> _Set exercise_
Exclude the pictures and return every line exactly as written.

> _Dataset entries on figures_
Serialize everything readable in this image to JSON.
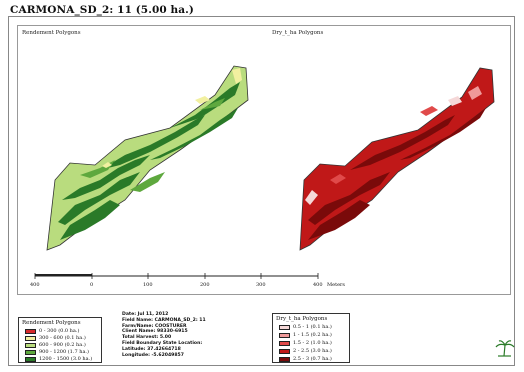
{
  "title": "CARMONA_SD_2: 11 (5.00 ha.)",
  "left_map_label": "Rendement Polygons",
  "right_map_label": "Dry_t_ha Polygons",
  "scale": {
    "labels": [
      "400",
      "0",
      "100",
      "200",
      "300",
      "400"
    ],
    "unit": "Meters"
  },
  "legend_left": {
    "title": "Rendement Polygons",
    "items": [
      {
        "range": "0 - 300",
        "area": "(0.0 ha.)",
        "color": "#d62a2a"
      },
      {
        "range": "300 - 600",
        "area": "(0.1 ha.)",
        "color": "#f2f0a0"
      },
      {
        "range": "600 - 900",
        "area": "(0.2 ha.)",
        "color": "#b9dc7e"
      },
      {
        "range": "900 - 1200",
        "area": "(1.7 ha.)",
        "color": "#5ea83e"
      },
      {
        "range": "1200 - 1500",
        "area": "(3.0 ha.)",
        "color": "#2a7a28"
      }
    ]
  },
  "legend_right": {
    "title": "Dry_t_ha Polygons",
    "items": [
      {
        "range": "0.5 - 1",
        "area": "(0.1 ha.)",
        "color": "#f5d8d8"
      },
      {
        "range": "1 - 1.5",
        "area": "(0.2 ha.)",
        "color": "#ef9a9a"
      },
      {
        "range": "1.5 - 2",
        "area": "(1.0 ha.)",
        "color": "#e04a4a"
      },
      {
        "range": "2 - 2.5",
        "area": "(3.0 ha.)",
        "color": "#c01818"
      },
      {
        "range": "2.5 - 3",
        "area": "(0.7 ha.)",
        "color": "#7a0a0a"
      }
    ]
  },
  "info": {
    "date": "Date: Jul 11, 2012",
    "field_name": "Field Name: CARMONA_SD_2: 11",
    "farm": "Farm/Name: COOSTURER",
    "client": "Client Name: 98330-6915",
    "total_harvest": "Total Harvest: 5.00",
    "boundary": "Field Boundary State Location:",
    "latitude": "Latitude: 37.42664718",
    "longitude": "Longitude: -5.62049857"
  },
  "colors": {
    "green_light": "#b9dc7e",
    "green_mid": "#5ea83e",
    "green_dark": "#2a7a28",
    "red_mid": "#c01818",
    "red_dark": "#7a0a0a"
  },
  "logo": "palm-logo-icon"
}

> _Exercise response_
Serialize everything readable in this image to JSON.
{
  "title": "CARMONA_SD_2: 11 (5.00 ha.)",
  "left_map_label": "Rendement Polygons",
  "right_map_label": "Dry_t_ha Polygons",
  "scale": {
    "labels": [
      "400",
      "0",
      "100",
      "200",
      "300",
      "400"
    ],
    "unit": "Meters"
  },
  "legend_left": {
    "title": "Rendement Polygons",
    "items": [
      {
        "range": "0 - 300",
        "area": "(0.0 ha.)",
        "color": "#d62a2a"
      },
      {
        "range": "300 - 600",
        "area": "(0.1 ha.)",
        "color": "#f2f0a0"
      },
      {
        "range": "600 - 900",
        "area": "(0.2 ha.)",
        "color": "#b9dc7e"
      },
      {
        "range": "900 - 1200",
        "area": "(1.7 ha.)",
        "color": "#5ea83e"
      },
      {
        "range": "1200 - 1500",
        "area": "(3.0 ha.)",
        "color": "#2a7a28"
      }
    ]
  },
  "legend_right": {
    "title": "Dry_t_ha Polygons",
    "items": [
      {
        "range": "0.5 - 1",
        "area": "(0.1 ha.)",
        "color": "#f5d8d8"
      },
      {
        "range": "1 - 1.5",
        "area": "(0.2 ha.)",
        "color": "#ef9a9a"
      },
      {
        "range": "1.5 - 2",
        "area": "(1.0 ha.)",
        "color": "#e04a4a"
      },
      {
        "range": "2 - 2.5",
        "area": "(3.0 ha.)",
        "color": "#c01818"
      },
      {
        "range": "2.5 - 3",
        "area": "(0.7 ha.)",
        "color": "#7a0a0a"
      }
    ]
  },
  "info": {
    "date": "Date: Jul 11, 2012",
    "field_name": "Field Name: CARMONA_SD_2: 11",
    "farm": "Farm/Name: COOSTURER",
    "client": "Client Name: 98330-6915",
    "total_harvest": "Total Harvest: 5.00",
    "boundary": "Field Boundary State Location:",
    "latitude": "Latitude: 37.42664718",
    "longitude": "Longitude: -5.62049857"
  },
  "colors": {
    "green_light": "#b9dc7e",
    "green_mid": "#5ea83e",
    "green_dark": "#2a7a28",
    "red_mid": "#c01818",
    "red_dark": "#7a0a0a"
  },
  "logo": "palm-logo-icon"
}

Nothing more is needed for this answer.